> _WHAT YOU WILL DO_
Locate the word "burst" in the material, then show every line that holds it.

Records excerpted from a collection
----

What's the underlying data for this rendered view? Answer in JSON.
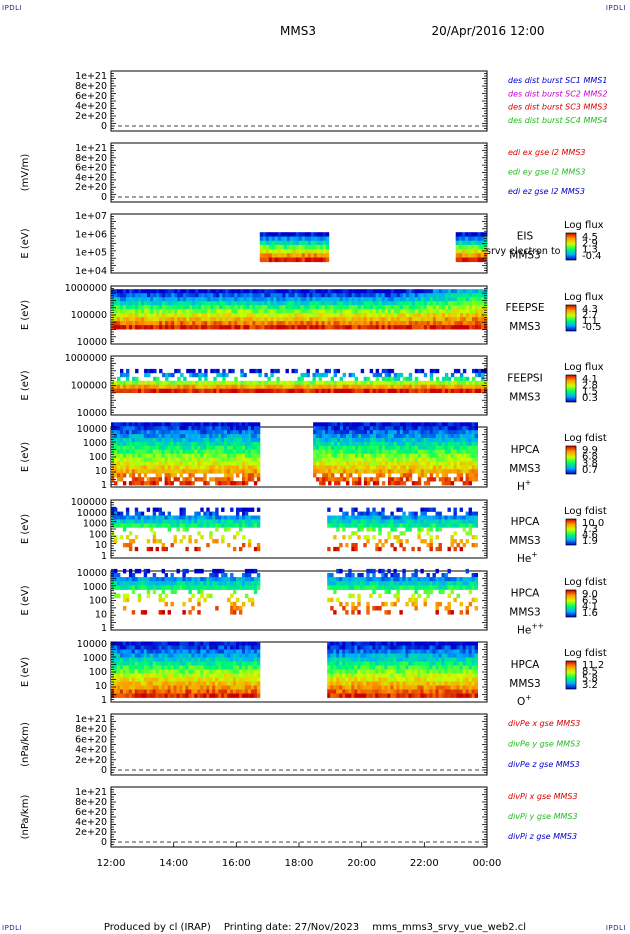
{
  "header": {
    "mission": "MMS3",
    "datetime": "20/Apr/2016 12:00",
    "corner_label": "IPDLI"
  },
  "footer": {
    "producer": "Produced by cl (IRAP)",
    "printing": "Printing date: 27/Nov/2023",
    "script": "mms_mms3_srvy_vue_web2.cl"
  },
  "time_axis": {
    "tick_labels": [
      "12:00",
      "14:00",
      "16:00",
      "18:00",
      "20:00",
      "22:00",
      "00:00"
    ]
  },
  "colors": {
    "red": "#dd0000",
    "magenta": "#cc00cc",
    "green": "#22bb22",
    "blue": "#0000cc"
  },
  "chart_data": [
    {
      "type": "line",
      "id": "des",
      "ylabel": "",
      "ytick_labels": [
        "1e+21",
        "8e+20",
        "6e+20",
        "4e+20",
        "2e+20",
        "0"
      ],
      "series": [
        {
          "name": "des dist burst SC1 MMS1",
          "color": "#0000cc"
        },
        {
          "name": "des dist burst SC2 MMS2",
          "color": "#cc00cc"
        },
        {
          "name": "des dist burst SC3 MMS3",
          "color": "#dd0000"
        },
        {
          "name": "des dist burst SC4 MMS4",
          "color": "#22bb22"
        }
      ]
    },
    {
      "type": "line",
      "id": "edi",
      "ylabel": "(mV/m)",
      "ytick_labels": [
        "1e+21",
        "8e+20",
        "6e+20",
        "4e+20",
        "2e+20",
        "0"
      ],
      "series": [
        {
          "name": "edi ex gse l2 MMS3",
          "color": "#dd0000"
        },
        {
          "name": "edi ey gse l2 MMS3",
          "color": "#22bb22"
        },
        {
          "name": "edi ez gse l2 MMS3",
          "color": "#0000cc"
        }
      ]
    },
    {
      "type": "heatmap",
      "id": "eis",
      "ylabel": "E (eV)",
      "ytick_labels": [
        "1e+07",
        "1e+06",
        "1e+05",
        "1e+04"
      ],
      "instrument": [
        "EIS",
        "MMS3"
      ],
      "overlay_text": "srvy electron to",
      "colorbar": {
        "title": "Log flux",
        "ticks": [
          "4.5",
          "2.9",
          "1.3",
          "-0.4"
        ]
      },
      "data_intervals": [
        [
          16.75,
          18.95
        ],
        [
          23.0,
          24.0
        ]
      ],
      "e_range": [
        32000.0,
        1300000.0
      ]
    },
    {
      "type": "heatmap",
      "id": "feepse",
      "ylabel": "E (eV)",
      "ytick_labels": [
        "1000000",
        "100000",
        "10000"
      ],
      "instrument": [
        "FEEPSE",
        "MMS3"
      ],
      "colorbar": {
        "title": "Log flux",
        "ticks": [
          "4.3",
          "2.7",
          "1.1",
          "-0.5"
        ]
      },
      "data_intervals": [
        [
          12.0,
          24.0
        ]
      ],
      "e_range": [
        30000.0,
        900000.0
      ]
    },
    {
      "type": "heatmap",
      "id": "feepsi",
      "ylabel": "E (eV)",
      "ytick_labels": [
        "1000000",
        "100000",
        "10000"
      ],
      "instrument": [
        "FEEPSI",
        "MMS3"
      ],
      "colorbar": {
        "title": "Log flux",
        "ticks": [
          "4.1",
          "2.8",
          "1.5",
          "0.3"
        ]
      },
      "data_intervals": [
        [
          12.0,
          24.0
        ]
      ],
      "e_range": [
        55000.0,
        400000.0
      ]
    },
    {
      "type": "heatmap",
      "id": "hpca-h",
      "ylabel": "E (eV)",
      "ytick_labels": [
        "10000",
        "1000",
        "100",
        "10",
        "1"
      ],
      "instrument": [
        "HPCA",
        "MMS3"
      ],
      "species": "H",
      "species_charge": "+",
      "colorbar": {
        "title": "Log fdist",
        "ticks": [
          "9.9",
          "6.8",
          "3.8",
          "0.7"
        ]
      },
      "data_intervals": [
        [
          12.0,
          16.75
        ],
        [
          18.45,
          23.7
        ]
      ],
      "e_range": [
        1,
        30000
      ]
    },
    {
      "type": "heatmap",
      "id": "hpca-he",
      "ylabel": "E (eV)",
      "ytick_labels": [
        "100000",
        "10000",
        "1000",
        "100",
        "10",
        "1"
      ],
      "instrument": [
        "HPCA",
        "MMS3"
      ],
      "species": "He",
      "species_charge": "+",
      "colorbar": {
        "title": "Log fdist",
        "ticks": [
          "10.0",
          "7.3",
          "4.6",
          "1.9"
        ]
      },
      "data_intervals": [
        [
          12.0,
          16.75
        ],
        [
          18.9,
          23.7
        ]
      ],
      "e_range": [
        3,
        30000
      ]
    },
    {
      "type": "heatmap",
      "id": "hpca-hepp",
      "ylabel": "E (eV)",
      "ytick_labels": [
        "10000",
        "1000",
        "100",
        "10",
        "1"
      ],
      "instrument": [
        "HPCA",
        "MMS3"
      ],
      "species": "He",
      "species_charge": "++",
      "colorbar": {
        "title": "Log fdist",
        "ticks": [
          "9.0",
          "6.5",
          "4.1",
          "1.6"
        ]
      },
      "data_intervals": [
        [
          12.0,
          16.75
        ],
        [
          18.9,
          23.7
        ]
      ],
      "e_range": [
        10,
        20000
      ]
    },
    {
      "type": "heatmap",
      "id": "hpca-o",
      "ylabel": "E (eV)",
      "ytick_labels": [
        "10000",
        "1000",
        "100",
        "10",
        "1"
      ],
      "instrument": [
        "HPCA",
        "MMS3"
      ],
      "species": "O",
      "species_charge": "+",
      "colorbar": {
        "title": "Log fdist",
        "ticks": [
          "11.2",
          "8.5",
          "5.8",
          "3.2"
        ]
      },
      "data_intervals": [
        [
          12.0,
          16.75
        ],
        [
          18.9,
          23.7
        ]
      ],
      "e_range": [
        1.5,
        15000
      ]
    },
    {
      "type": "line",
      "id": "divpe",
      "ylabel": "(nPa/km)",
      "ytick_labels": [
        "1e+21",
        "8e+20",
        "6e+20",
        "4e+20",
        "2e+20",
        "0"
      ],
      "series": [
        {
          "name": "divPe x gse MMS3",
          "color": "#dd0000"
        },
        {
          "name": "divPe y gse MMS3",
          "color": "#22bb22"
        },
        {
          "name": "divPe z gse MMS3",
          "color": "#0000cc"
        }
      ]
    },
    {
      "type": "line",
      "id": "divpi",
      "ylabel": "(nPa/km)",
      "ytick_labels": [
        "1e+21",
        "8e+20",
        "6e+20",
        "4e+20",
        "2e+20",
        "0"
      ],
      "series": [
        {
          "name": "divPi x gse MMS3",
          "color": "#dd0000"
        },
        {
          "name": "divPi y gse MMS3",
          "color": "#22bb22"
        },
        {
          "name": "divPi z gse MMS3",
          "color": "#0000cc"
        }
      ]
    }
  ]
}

----

> _FINAL RESULT_
          "name": "des dist burst SC1 MMS1",
          "name": "des dist burst SC2 MMS2",
          "name": "des dist burst SC3 MMS3",
          "name": "des dist burst SC4 MMS4",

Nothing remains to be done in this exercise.